A rapid agonist application system for fast activation of ligand-gated ion channels

The synaptic delay between neurotransmitter release across the synaptic cleft and activation of neurotransmitter gated ion channels is less than a ms. Nicotinic acetylcholine receptors (nAChRs), like many other classes of ligand-gated ion channels, are comprised of different protein subunits forming a variety of receptors with different activation and desensitization kinetics and pharmacological sensitivities. To measure and fully characterize ligand-gated ion channel currents accurately, one must apply agonists in a fraction of a ms and repeatedly at various concentrations without any prior desensitization of the receptors. In this paper, we describe an economical, easy to assemble and operate rapid drug application system. The drug applicator system consists of a parallel array of three pinch valves, which allow either agonist or wash solution into a theta tube. Solution exchanges of 0.16 ms can be achieved. In transfected cells, ACh elicited α4β2 nicotinic currents with mean rise times of 55 ± 13 ms. We recorded α7 nAChRs, which desensitize very rapidly, and obtained very fast rise times of 19 ± 2 ms. With this novel drug applicator, agonists can be applied repeatedly without any loss of current. Hence, complete dose–response relations can be obtained for even α7 nAChRs, which are very sensitive to desensitization caused by agonist exposure on a ms time scale. The drug application system can also be extended to the study of ligand-gated ion channels in brain slices. The theta tube valve-driven drug applicator system can be applied to study other ligand-gated ion channels including glutamate and GABA receptors.

→ DATASET ENTRIES:
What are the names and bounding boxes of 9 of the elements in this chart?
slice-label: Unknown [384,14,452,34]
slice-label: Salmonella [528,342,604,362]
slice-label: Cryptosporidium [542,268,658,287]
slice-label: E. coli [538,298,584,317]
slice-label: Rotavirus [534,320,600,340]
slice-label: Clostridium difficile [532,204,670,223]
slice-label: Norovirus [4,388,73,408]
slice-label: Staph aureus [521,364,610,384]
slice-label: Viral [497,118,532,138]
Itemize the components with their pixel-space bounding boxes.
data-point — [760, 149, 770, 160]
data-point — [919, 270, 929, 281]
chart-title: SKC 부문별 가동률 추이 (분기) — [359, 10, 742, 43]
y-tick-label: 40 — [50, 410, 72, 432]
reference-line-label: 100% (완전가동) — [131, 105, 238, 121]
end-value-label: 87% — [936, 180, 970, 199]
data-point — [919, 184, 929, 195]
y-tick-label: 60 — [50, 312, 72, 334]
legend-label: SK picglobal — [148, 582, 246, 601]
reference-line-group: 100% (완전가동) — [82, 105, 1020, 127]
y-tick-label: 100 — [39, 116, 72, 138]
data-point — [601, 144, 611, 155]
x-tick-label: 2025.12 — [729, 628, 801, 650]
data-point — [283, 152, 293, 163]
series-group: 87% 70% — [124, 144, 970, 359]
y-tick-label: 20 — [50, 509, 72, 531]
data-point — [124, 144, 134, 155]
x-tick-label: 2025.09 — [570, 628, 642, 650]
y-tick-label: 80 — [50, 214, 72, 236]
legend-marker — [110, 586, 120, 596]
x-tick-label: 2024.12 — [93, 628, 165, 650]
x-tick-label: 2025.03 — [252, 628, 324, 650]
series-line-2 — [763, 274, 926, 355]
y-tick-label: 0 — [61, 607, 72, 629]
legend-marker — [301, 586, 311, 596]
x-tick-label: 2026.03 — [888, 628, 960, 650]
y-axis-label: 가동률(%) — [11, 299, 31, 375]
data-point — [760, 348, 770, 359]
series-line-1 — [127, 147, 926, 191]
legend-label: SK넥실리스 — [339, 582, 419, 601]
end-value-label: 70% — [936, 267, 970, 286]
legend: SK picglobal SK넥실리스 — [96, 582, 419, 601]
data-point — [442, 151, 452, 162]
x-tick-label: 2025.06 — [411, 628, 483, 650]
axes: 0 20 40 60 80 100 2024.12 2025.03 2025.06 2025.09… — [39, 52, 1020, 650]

→ THINGS TO DO:
A: Decide whether each statement agrees with the passage on the rapid agonist application system: (i) the applicator is built around a parallel array of three pinch valves; (ii) applying agonist repeatedly with the applicator causes a loss of current; (iii) the system is meant only for nicotinic receptors. Give yes or no for each, with the deciding words of the passage quoted exactly.
B: Resume the passage on the rapid agonist application system, starting after its final sentence.

→ SOLVED PROBLEMS:
A:
(i) Yes: "The drug applicator system consists of a parallel array of three pinch valves"
(ii) No: "agonists can be applied repeatedly without any loss of current"
(iii) No: "can be applied to study other ligand-gated ion channels including glutamate and GABA receptors"

B:
► We have developed a novel fast agonist application system to study ligand-gated ion channel currents.
► The device uses three pinch valves and a stationary theta tube attached to a course micromanipulator.
► Low cost, simple assembly and easy to operate.
► Solution exchange in a fraction of a ms.
► Reliably elicits robust fast rising nicotinic currents with entire dose–response relations.